> **Written task 1**:
Answer these questions about the press release on the Caballo Blanco sale:
(a) Which company is buying Goldgroup's interest in the Caballo Blanco Project?
(b) How much cash will be paid to Goldgroup on Closing?
(c) By what date does the Company expect to close the transaction?

> **Excerpted passage**:
·····

VANCOUVER, Dec. 18, 2014 /CNW/ - Goldgroup Mining Inc. ("Goldgroup" or the "Company") (TSX:GGA, OTC:GGAZF, BMV SIX:GGAN.MX) is pleased to announce that it has entered into a definitive agreement (the "Agreement") to sell its 100% interest in the Caballo Blanco Project (the "Project") to Timmins Gold Corp. ("Timmins Gold") for approximate cash and share proceeds totaling up to US$30 million.
On Closing, Timmins Gold will pay Goldgroup US$10 million in cash and 16,065,000 Timmins Gold shares, valued at approximately US$15 million (based on the closing price of Timmins Gold shares on December 17, 2014) (the "Share Consideration"). Post-Closing, Goldgroup will be entitled to receive an additional contingent amount of US$5 million that will become payable in cash, Timmins Gold shares, or a combination thereof (at the option of Timmins Gold, provided that Goldgroup's ownership in Timmins Gold will not exceed 9.9% at any time) should any of the following events occur prior to October 31, 2019:
- The approval of the Project's Environmental Impact Statement from SEMARNAT
- A change in beneficial ownership of Timmins Gold of greater than 50%; or
- The removal or change, at one time, of a majority of the current members of the Timmins Gold Board of Directors
"This sale unlocks the value of Caballo Blanco for Goldgroup shareholders and dramatically improves our balance sheet in a time where capital is very difficult to come by" stated Keith Piggott, Chairman and CEO of Goldgroup. "With the proceeds of the sale, we plan to focus on advancing the high-grade San José de Gracia project as well as potentially look to grow our production profile by accretive acquisition.
Timmins Gold is a proven mine builder and operator and we look forward to our continued participation in the Caballo Blanco project as well as sharing in the value of Timmins Gold's producing San Francisco mine through our retained ownership in Timmins Gold shares and through the anticipated future receipt of the Contingent Payment."
Completion of the transaction is subject to customary closing conditions, including receipt of required regulatory and TSX approvals, and the Company will be restricted from trading the Timmins Gold shares obtained in the transaction until the expiration of the standard statutory hold period. The Company expects to close the transaction on or before December 31, 2014. Up to 40% of the Share Consideration will be held in escrow upon Closing, to be released upon the earlier to occur of the completion of certain post-Closing actions or the expiration of the standard statutory hold period.

·····

> **Written task 2**: Copy the lines of the records from the start through the line that contains "current-size-text: Currently, this", keeping both ends.

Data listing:
·····

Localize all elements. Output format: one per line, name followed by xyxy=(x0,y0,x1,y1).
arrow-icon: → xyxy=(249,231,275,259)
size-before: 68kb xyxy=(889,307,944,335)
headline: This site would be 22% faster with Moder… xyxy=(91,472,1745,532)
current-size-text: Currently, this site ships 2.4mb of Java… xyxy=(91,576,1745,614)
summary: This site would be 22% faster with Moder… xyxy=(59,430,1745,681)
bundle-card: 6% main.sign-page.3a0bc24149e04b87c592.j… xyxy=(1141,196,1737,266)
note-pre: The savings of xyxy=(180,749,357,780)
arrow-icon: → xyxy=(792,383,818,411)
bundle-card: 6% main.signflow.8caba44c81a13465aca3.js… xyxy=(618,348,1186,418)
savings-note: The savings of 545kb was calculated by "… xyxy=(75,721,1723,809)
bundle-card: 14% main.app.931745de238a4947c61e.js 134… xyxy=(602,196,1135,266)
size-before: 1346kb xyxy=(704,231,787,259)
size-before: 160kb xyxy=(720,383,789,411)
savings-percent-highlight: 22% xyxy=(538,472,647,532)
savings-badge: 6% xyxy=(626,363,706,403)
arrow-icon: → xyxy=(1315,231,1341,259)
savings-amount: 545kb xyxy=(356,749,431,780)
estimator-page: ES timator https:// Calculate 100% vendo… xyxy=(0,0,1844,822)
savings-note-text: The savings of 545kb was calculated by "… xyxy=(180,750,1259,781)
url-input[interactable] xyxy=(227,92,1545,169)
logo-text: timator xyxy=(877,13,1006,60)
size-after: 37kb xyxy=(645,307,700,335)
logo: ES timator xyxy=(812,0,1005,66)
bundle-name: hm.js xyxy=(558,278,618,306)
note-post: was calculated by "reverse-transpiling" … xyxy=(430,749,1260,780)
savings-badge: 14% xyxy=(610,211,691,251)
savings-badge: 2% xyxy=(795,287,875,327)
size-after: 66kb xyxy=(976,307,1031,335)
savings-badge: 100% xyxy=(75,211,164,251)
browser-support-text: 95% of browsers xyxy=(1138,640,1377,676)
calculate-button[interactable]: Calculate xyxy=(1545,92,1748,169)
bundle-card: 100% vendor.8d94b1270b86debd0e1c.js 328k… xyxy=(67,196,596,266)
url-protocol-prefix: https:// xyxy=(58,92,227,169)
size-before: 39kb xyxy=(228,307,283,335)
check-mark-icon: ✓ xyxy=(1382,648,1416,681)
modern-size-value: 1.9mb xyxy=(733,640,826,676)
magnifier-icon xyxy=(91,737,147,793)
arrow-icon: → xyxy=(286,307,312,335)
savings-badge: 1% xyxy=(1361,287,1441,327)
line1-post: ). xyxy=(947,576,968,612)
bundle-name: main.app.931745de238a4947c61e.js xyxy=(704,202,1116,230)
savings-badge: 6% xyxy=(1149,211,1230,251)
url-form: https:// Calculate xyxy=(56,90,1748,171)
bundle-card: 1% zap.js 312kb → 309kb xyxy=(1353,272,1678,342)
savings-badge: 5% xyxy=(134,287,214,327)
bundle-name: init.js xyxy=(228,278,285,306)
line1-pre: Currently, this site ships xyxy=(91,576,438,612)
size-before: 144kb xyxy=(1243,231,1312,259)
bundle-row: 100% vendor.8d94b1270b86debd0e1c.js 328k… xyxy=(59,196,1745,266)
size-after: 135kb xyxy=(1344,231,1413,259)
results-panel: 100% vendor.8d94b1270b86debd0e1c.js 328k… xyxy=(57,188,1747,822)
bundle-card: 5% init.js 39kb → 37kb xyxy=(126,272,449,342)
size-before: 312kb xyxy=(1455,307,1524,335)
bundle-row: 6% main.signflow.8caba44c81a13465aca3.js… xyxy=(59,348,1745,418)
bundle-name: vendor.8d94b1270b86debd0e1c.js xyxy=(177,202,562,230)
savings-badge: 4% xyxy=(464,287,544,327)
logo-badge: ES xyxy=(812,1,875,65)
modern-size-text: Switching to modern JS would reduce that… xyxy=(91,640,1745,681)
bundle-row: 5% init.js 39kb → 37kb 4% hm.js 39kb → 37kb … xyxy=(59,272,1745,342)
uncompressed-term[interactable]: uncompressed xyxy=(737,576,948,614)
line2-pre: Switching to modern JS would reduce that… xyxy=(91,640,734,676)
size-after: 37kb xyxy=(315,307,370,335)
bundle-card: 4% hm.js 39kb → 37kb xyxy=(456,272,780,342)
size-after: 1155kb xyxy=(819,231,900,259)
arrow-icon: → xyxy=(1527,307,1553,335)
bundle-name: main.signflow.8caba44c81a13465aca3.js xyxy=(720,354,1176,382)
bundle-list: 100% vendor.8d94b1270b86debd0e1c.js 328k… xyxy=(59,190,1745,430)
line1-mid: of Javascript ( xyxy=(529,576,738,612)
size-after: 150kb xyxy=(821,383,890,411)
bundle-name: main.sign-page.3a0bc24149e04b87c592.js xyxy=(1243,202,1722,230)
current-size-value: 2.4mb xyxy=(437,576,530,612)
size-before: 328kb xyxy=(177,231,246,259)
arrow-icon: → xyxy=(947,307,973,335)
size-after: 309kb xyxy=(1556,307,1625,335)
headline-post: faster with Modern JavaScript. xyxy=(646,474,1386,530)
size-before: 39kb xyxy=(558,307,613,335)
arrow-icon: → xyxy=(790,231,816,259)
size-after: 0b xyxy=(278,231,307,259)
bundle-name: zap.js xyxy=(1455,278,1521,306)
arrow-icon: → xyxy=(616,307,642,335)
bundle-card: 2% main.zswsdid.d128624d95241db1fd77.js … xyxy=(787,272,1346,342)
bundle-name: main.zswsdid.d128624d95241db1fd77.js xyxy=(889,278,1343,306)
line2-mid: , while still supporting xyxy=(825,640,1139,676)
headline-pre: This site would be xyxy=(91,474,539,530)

·····

> **Complete output 1**:
(a) Timmins Gold Corp.
(b) US$10 million
(c) On or before December 31, 2014

> **Complete output 2**:
Localize all elements. Output format: one per line, name followed by xyxy=(x0,y0,x1,y1).
arrow-icon: → xyxy=(249,231,275,259)
size-before: 68kb xyxy=(889,307,944,335)
headline: This site would be 22% faster with Moder… xyxy=(91,472,1745,532)
current-size-text: Currently, this site ships 2.4mb of Java… xyxy=(91,576,1745,614)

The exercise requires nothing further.